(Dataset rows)
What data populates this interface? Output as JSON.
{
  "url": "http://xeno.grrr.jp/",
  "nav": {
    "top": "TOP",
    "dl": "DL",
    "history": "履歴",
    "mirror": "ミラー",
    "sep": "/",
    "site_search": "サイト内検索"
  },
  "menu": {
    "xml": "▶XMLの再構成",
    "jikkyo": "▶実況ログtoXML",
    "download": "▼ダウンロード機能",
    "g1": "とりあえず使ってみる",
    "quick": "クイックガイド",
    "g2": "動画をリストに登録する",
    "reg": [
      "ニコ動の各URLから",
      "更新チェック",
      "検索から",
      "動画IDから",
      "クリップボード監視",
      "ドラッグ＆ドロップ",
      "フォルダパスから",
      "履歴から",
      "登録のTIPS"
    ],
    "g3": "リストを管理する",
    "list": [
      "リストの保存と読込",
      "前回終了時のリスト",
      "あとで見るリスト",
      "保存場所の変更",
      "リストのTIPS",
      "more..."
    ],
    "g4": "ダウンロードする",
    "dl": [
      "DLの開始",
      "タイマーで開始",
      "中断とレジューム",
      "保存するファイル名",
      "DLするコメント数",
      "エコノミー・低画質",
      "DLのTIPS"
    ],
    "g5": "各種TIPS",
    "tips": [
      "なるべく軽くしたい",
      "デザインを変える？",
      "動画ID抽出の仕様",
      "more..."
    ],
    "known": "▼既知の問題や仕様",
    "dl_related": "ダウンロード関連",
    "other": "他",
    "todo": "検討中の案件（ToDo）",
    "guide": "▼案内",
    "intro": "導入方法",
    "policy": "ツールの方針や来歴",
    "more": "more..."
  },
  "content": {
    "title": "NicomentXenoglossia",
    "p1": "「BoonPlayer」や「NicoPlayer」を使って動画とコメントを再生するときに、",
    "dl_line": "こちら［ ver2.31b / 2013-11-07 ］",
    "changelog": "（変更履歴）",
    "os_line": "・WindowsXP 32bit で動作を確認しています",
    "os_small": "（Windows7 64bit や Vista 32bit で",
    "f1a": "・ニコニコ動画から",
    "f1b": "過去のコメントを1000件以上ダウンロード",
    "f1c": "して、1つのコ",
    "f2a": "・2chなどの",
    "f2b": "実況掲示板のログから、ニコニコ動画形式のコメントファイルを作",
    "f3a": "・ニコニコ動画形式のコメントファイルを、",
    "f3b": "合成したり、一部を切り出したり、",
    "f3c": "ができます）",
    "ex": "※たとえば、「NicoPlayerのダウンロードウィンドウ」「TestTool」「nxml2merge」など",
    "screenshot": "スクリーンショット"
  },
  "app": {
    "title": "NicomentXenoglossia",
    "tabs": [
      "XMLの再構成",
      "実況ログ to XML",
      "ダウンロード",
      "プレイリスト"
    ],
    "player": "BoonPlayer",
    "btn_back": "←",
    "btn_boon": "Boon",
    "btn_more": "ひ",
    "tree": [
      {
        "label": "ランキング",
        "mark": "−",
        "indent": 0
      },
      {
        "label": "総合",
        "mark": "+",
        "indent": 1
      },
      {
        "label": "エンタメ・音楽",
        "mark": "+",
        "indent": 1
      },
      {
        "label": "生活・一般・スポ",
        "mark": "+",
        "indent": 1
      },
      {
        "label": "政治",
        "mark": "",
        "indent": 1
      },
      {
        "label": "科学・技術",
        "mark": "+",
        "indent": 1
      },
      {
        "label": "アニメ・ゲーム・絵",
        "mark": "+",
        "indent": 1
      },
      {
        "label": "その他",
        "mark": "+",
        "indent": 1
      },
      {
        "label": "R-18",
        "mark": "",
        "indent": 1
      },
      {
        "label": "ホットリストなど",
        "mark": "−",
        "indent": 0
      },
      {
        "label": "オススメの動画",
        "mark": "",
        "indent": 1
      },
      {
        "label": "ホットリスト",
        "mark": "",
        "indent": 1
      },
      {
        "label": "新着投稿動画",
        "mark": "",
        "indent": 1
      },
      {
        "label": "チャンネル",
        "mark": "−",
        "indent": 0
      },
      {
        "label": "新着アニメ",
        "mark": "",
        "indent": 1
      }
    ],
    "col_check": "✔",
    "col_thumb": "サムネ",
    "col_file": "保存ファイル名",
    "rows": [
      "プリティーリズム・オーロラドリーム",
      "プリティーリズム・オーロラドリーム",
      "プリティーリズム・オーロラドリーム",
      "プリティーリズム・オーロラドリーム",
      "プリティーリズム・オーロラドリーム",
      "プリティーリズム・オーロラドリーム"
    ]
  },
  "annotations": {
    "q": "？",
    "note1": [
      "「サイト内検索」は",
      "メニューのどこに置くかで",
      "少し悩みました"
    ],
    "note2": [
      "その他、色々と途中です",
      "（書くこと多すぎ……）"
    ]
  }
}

**Objective**
Copy out all the entries shown above, character for character.

**Task answer**
What data populates this interface? Output as JSON.
{
  "url": "http://xeno.grrr.jp/",
  "nav": {
    "top": "TOP",
    "dl": "DL",
    "history": "履歴",
    "mirror": "ミラー",
    "sep": "/",
    "site_search": "サイト内検索"
  },
  "menu": {
    "xml": "▶XMLの再構成",
    "jikkyo": "▶実況ログtoXML",
    "download": "▼ダウンロード機能",
    "g1": "とりあえず使ってみる",
    "quick": "クイックガイド",
    "g2": "動画をリストに登録する",
    "reg": [
      "ニコ動の各URLから",
      "更新チェック",
      "検索から",
      "動画IDから",
      "クリップボード監視",
      "ドラッグ＆ドロップ",
      "フォルダパスから",
      "履歴から",
      "登録のTIPS"
    ],
    "g3": "リストを管理する",
    "list": [
      "リストの保存と読込",
      "前回終了時のリスト",
      "あとで見るリスト",
      "保存場所の変更",
      "リストのTIPS",
      "more..."
    ],
    "g4": "ダウンロードする",
    "dl": [
      "DLの開始",
      "タイマーで開始",
      "中断とレジューム",
      "保存するファイル名",
      "DLするコメント数",
      "エコノミー・低画質",
      "DLのTIPS"
    ],
    "g5": "各種TIPS",
    "tips": [
      "なるべく軽くしたい",
      "デザインを変える？",
      "動画ID抽出の仕様",
      "more..."
    ],
    "known": "▼既知の問題や仕様",
    "dl_related": "ダウンロード関連",
    "other": "他",
    "todo": "検討中の案件（ToDo）",
    "guide": "▼案内",
    "intro": "導入方法",
    "policy": "ツールの方針や来歴",
    "more": "more..."
  },
  "content": {
    "title": "NicomentXenoglossia",
    "p1": "「BoonPlayer」や「NicoPlayer」を使って動画とコメントを再生するときに、",
    "dl_line": "こちら［ ver2.31b / 2013-11-07 ］",
    "changelog": "（変更履歴）",
    "os_line": "・WindowsXP 32bit で動作を確認しています",
    "os_small": "（Windows7 64bit や Vista 32bit で",
    "f1a": "・ニコニコ動画から",
    "f1b": "過去のコメントを1000件以上ダウンロード",
    "f1c": "して、1つのコ",
    "f2a": "・2chなどの",
    "f2b": "実況掲示板のログから、ニコニコ動画形式のコメントファイルを作",
    "f3a": "・ニコニコ動画形式のコメントファイルを、",
    "f3b": "合成したり、一部を切り出したり、",
    "f3c": "ができます）",
    "ex": "※たとえば、「NicoPlayerのダウンロードウィンドウ」「TestTool」「nxml2merge」など",
    "screenshot": "スクリーンショット"
  },
  "app": {
    "title": "NicomentXenoglossia",
    "tabs": [
      "XMLの再構成",
      "実況ログ to XML",
      "ダウンロード",
      "プレイリスト"
    ],
    "player": "BoonPlayer",
    "btn_back": "←",
    "btn_boon": "Boon",
    "btn_more": "ひ",
    "tree": [
      {
        "label": "ランキング",
        "mark": "−",
        "indent": 0
      },
      {
        "label": "総合",
        "mark": "+",
        "indent": 1
      },
      {
        "label": "エンタメ・音楽",
        "mark": "+",
        "indent": 1
      },
      {
        "label": "生活・一般・スポ",
        "mark": "+",
        "indent": 1
      },
      {
        "label": "政治",
        "mark": "",
        "indent": 1
      },
      {
        "label": "科学・技術",
        "mark": "+",
        "indent": 1
      },
      {
        "label": "アニメ・ゲーム・絵",
        "mark": "+",
        "indent": 1
      },
      {
        "label": "その他",
        "mark": "+",
        "indent": 1
      },
      {
        "label": "R-18",
        "mark": "",
        "indent": 1
      },
      {
        "label": "ホットリストなど",
        "mark": "−",
        "indent": 0
      },
      {
        "label": "オススメの動画",
        "mark": "",
        "indent": 1
      },
      {
        "label": "ホットリスト",
        "mark": "",
        "indent": 1
      },
      {
        "label": "新着投稿動画",
        "mark": "",
        "indent": 1
      },
      {
        "label": "チャンネル",
        "mark": "−",
        "indent": 0
      },
      {
        "label": "新着アニメ",
        "mark": "",
        "indent": 1
      }
    ],
    "col_check": "✔",
    "col_thumb": "サムネ",
    "col_file": "保存ファイル名",
    "rows": [
      "プリティーリズム・オーロラドリーム",
      "プリティーリズム・オーロラドリーム",
      "プリティーリズム・オーロラドリーム",
      "プリティーリズム・オーロラドリーム",
      "プリティーリズム・オーロラドリーム",
      "プリティーリズム・オーロラドリーム"
    ]
  },
  "annotations": {
    "q": "？",
    "note1": [
      "「サイト内検索」は",
      "メニューのどこに置くかで",
      "少し悩みました"
    ],
    "note2": [
      "その他、色々と途中です",
      "（書くこと多すぎ……）"
    ]
  }
}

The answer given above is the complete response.